** WHAT YOU WILL DO **
Your task is to copy every record exactly.

[Stored data]
------------------------------------------------

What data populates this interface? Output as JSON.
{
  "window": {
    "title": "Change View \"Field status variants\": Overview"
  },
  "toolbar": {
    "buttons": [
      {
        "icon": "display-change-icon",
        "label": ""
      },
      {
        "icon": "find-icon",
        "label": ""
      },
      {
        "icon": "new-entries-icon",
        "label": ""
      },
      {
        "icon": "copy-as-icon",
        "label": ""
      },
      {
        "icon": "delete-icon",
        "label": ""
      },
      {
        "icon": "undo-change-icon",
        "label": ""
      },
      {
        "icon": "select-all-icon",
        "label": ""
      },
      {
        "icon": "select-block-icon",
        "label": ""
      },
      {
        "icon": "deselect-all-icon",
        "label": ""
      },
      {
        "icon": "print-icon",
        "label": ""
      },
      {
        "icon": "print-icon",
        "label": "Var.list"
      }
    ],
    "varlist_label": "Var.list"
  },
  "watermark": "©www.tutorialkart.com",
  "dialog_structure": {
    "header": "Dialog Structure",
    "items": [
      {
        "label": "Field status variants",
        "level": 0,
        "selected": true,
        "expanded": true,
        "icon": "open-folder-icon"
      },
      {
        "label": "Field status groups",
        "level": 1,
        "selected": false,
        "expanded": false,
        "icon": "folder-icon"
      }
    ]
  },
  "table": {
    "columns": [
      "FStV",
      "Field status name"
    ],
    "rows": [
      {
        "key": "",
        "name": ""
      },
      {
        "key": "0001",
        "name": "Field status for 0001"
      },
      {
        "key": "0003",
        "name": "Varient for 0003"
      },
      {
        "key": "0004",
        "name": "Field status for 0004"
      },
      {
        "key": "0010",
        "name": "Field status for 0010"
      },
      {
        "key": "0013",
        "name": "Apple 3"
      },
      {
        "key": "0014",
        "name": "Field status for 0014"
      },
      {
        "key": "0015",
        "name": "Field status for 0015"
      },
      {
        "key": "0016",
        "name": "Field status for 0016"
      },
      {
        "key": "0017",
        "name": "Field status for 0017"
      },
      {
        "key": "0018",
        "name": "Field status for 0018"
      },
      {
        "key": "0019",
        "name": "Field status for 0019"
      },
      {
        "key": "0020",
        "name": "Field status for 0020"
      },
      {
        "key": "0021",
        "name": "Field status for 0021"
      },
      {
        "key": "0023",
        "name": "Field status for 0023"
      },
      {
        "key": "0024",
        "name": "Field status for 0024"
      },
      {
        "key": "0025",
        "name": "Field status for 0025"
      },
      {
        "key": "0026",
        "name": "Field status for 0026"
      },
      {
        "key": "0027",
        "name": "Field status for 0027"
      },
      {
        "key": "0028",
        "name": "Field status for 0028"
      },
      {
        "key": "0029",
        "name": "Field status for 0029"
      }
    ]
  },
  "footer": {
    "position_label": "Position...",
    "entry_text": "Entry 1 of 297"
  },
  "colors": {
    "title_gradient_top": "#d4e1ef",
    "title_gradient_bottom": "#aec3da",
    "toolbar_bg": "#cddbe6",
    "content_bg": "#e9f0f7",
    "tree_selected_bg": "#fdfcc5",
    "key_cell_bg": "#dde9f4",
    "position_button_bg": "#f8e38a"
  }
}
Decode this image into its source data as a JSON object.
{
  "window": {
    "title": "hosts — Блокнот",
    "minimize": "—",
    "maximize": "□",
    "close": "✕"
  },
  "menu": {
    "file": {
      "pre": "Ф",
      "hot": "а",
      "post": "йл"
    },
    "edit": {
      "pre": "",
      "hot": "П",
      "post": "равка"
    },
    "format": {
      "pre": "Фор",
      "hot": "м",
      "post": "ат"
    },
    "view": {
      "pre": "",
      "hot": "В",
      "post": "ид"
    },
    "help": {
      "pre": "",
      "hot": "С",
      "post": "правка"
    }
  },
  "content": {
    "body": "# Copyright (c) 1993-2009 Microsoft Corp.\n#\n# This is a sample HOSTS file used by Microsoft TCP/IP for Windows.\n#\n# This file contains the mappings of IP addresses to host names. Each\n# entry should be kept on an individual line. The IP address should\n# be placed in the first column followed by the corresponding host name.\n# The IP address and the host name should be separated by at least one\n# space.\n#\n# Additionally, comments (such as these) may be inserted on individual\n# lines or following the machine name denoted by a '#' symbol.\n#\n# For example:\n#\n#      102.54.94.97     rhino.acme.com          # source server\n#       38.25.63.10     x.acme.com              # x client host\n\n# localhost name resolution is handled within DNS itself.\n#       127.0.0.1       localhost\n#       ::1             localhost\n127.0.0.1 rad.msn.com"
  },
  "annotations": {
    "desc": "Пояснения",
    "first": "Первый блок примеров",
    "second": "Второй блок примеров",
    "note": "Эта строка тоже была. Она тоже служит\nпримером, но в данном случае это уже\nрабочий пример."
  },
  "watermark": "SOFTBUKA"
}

------------------------------------------------

** WRITTEN SOLUTION **
What data populates this interface? Output as JSON.
{
  "window": {
    "title": "Change View \"Field status variants\": Overview"
  },
  "toolbar": {
    "buttons": [
      {
        "icon": "display-change-icon",
        "label": ""
      },
      {
        "icon": "find-icon",
        "label": ""
      },
      {
        "icon": "new-entries-icon",
        "label": ""
      },
      {
        "icon": "copy-as-icon",
        "label": ""
      },
      {
        "icon": "delete-icon",
        "label": ""
      },
      {
        "icon": "undo-change-icon",
        "label": ""
      },
      {
        "icon": "select-all-icon",
        "label": ""
      },
      {
        "icon": "select-block-icon",
        "label": ""
      },
      {
        "icon": "deselect-all-icon",
        "label": ""
      },
      {
        "icon": "print-icon",
        "label": ""
      },
      {
        "icon": "print-icon",
        "label": "Var.list"
      }
    ],
    "varlist_label": "Var.list"
  },
  "watermark": "©www.tutorialkart.com",
  "dialog_structure": {
    "header": "Dialog Structure",
    "items": [
      {
        "label": "Field status variants",
        "level": 0,
        "selected": true,
        "expanded": true,
        "icon": "open-folder-icon"
      },
      {
        "label": "Field status groups",
        "level": 1,
        "selected": false,
        "expanded": false,
        "icon": "folder-icon"
      }
    ]
  },
  "table": {
    "columns": [
      "FStV",
      "Field status name"
    ],
    "rows": [
      {
        "key": "",
        "name": ""
      },
      {
        "key": "0001",
        "name": "Field status for 0001"
      },
      {
        "key": "0003",
        "name": "Varient for 0003"
      },
      {
        "key": "0004",
        "name": "Field status for 0004"
      },
      {
        "key": "0010",
        "name": "Field status for 0010"
      },
      {
        "key": "0013",
        "name": "Apple 3"
      },
      {
        "key": "0014",
        "name": "Field status for 0014"
      },
      {
        "key": "0015",
        "name": "Field status for 0015"
      },
      {
        "key": "0016",
        "name": "Field status for 0016"
      },
      {
        "key": "0017",
        "name": "Field status for 0017"
      },
      {
        "key": "0018",
        "name": "Field status for 0018"
      },
      {
        "key": "0019",
        "name": "Field status for 0019"
      },
      {
        "key": "0020",
        "name": "Field status for 0020"
      },
      {
        "key": "0021",
        "name": "Field status for 0021"
      },
      {
        "key": "0023",
        "name": "Field status for 0023"
      },
      {
        "key": "0024",
        "name": "Field status for 0024"
      },
      {
        "key": "0025",
        "name": "Field status for 0025"
      },
      {
        "key": "0026",
        "name": "Field status for 0026"
      },
      {
        "key": "0027",
        "name": "Field status for 0027"
      },
      {
        "key": "0028",
        "name": "Field status for 0028"
      },
      {
        "key": "0029",
        "name": "Field status for 0029"
      }
    ]
  },
  "footer": {
    "position_label": "Position...",
    "entry_text": "Entry 1 of 297"
  },
  "colors": {
    "title_gradient_top": "#d4e1ef",
    "title_gradient_bottom": "#aec3da",
    "toolbar_bg": "#cddbe6",
    "content_bg": "#e9f0f7",
    "tree_selected_bg": "#fdfcc5",
    "key_cell_bg": "#dde9f4",
    "position_button_bg": "#f8e38a"
  }
}
Decode this image into its source data as a JSON object.
{
  "window": {
    "title": "hosts — Блокнот",
    "minimize": "—",
    "maximize": "□",
    "close": "✕"
  },
  "menu": {
    "file": {
      "pre": "Ф",
      "hot": "а",
      "post": "йл"
    },
    "edit": {
      "pre": "",
      "hot": "П",
      "post": "равка"
    },
    "format": {
      "pre": "Фор",
      "hot": "м",
      "post": "ат"
    },
    "view": {
      "pre": "",
      "hot": "В",
      "post": "ид"
    },
    "help": {
      "pre": "",
      "hot": "С",
      "post": "правка"
    }
  },
  "content": {
    "body": "# Copyright (c) 1993-2009 Microsoft Corp.\n#\n# This is a sample HOSTS file used by Microsoft TCP/IP for Windows.\n#\n# This file contains the mappings of IP addresses to host names. Each\n# entry should be kept on an individual line. The IP address should\n# be placed in the first column followed by the corresponding host name.\n# The IP address and the host name should be separated by at least one\n# space.\n#\n# Additionally, comments (such as these) may be inserted on individual\n# lines or following the machine name denoted by a '#' symbol.\n#\n# For example:\n#\n#      102.54.94.97     rhino.acme.com          # source server\n#       38.25.63.10     x.acme.com              # x client host\n\n# localhost name resolution is handled within DNS itself.\n#       127.0.0.1       localhost\n#       ::1             localhost\n127.0.0.1 rad.msn.com"
  },
  "annotations": {
    "desc": "Пояснения",
    "first": "Первый блок примеров",
    "second": "Второй блок примеров",
    "note": "Эта строка тоже была. Она тоже служит\nпримером, но в данном случае это уже\nрабочий пример."
  },
  "watermark": "SOFTBUKA"
}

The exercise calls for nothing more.